Stated task ▸
Pick out the lines below that contain the string "icon" and copy them all.

Supplied material ▸
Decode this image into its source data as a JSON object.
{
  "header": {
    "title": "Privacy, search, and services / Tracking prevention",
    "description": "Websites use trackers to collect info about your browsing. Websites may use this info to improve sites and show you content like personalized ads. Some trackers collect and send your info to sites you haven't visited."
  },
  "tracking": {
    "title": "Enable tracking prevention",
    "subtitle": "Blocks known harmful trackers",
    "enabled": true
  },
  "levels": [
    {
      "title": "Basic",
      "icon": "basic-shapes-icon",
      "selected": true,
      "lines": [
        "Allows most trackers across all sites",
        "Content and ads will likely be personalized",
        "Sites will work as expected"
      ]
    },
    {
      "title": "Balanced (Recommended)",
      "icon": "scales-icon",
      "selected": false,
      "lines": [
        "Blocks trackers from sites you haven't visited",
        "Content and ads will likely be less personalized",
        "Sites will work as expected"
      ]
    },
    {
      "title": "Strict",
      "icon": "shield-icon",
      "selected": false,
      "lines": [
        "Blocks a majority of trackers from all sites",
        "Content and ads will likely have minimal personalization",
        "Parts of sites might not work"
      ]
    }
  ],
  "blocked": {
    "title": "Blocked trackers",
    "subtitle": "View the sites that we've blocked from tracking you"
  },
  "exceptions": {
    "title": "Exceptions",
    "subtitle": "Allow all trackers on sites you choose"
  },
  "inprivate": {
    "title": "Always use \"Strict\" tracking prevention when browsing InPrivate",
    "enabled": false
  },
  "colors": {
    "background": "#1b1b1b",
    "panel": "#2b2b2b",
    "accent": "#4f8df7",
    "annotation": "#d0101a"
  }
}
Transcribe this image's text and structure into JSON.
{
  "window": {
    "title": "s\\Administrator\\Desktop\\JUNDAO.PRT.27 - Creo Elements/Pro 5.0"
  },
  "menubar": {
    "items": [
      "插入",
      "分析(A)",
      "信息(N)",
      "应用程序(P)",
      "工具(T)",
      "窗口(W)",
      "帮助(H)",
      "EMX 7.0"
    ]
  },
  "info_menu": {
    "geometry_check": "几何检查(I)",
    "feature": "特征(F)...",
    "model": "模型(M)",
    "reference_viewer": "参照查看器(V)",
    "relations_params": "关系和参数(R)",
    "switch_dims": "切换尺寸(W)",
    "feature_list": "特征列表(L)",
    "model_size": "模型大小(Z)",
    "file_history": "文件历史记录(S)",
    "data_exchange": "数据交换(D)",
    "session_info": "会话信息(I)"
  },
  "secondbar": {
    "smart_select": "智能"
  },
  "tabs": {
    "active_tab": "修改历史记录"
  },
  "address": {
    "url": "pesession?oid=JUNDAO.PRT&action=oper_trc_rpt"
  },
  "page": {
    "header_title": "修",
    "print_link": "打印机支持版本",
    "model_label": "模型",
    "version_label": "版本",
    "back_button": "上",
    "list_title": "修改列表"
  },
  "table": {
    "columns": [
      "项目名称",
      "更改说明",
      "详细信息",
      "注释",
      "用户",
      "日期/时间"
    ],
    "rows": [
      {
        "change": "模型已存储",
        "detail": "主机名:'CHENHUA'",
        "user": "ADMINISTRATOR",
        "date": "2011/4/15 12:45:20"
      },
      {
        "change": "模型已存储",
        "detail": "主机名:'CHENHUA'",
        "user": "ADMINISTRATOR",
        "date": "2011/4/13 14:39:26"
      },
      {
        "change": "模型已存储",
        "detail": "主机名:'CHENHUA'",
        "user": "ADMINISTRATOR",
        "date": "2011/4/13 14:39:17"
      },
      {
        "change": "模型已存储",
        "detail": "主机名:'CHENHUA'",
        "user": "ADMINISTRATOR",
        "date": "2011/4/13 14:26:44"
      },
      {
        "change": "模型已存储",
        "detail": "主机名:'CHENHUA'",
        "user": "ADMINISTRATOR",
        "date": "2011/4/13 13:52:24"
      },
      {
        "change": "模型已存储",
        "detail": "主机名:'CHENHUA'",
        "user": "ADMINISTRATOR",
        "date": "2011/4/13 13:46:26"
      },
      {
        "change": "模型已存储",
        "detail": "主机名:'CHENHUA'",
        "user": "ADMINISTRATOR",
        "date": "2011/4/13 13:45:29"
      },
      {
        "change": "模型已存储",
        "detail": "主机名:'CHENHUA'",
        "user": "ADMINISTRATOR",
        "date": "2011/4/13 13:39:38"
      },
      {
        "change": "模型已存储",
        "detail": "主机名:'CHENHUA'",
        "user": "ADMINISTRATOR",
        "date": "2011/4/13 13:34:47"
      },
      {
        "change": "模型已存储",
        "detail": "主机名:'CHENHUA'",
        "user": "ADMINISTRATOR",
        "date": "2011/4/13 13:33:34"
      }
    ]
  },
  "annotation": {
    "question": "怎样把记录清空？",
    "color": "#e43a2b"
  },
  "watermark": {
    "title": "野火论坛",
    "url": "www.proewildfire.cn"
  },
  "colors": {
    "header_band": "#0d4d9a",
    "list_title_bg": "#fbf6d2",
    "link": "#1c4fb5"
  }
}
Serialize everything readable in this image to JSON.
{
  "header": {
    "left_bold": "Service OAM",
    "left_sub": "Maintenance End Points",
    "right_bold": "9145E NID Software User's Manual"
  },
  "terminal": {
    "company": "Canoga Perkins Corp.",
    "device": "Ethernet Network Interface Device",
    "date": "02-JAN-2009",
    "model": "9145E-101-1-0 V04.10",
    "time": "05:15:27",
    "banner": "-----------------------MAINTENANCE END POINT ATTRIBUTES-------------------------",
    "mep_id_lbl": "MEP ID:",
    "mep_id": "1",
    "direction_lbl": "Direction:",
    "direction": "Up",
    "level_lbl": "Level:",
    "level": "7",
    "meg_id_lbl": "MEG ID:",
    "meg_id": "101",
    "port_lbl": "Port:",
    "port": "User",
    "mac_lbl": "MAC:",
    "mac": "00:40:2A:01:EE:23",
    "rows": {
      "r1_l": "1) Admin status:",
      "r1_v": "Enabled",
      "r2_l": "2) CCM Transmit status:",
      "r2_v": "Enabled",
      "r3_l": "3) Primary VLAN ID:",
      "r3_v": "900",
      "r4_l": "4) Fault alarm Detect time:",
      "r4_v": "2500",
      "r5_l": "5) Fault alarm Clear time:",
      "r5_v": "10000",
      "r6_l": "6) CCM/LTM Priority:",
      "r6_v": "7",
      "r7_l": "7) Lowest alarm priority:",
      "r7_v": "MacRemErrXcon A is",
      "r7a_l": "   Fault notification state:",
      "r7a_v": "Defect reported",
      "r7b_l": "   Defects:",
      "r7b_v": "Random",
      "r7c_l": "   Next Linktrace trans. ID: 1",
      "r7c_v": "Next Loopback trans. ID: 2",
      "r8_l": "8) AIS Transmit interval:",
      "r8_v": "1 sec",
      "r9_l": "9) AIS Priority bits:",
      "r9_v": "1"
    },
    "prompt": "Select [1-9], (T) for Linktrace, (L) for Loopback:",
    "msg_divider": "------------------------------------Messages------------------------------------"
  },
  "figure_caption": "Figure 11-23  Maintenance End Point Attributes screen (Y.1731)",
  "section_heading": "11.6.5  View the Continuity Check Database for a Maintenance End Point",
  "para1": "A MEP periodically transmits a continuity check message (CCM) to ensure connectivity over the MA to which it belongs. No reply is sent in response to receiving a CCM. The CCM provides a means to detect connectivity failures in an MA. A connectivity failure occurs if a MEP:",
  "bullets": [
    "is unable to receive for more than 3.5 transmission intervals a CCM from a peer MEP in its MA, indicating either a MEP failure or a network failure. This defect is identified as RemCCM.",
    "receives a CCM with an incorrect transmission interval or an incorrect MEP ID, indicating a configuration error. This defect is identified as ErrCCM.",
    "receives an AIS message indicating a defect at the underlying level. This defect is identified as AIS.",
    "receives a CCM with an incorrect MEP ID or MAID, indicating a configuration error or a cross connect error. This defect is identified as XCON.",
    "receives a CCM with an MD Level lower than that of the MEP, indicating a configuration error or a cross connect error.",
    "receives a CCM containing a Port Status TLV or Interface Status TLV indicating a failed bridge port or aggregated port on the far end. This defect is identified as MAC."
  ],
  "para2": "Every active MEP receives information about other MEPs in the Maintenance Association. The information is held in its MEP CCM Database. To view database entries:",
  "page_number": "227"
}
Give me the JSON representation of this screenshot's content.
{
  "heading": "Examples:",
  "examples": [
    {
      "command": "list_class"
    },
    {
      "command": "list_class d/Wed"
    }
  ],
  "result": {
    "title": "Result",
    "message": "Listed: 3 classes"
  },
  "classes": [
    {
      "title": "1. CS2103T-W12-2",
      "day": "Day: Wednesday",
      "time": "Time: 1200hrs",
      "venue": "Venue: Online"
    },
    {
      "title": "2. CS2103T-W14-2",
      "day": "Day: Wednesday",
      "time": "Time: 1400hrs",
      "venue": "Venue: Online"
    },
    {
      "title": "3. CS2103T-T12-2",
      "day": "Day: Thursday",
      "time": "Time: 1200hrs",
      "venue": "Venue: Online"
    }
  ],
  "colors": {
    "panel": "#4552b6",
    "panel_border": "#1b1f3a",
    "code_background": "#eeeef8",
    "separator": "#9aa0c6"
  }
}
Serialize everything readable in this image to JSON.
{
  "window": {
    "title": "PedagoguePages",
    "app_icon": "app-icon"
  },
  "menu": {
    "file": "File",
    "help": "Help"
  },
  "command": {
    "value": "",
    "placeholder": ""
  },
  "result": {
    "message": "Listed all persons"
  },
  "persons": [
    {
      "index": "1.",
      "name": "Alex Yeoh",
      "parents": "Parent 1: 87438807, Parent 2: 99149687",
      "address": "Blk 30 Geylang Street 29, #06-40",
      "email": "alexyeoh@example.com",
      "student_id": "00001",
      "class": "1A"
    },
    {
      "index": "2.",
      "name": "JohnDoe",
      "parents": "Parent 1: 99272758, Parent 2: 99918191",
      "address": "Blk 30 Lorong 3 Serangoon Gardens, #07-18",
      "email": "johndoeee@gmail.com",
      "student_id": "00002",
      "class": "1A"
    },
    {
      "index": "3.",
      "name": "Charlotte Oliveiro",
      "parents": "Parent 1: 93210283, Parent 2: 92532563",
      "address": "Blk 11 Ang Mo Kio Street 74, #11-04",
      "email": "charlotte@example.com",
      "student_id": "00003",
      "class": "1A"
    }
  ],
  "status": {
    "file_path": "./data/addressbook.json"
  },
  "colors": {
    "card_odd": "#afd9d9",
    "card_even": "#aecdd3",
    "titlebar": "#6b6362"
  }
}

Solution for this task ▸
      "icon": "basic-shapes-icon",
      "icon": "scales-icon",
      "icon": "shield-icon",
    "app_icon": "app-icon"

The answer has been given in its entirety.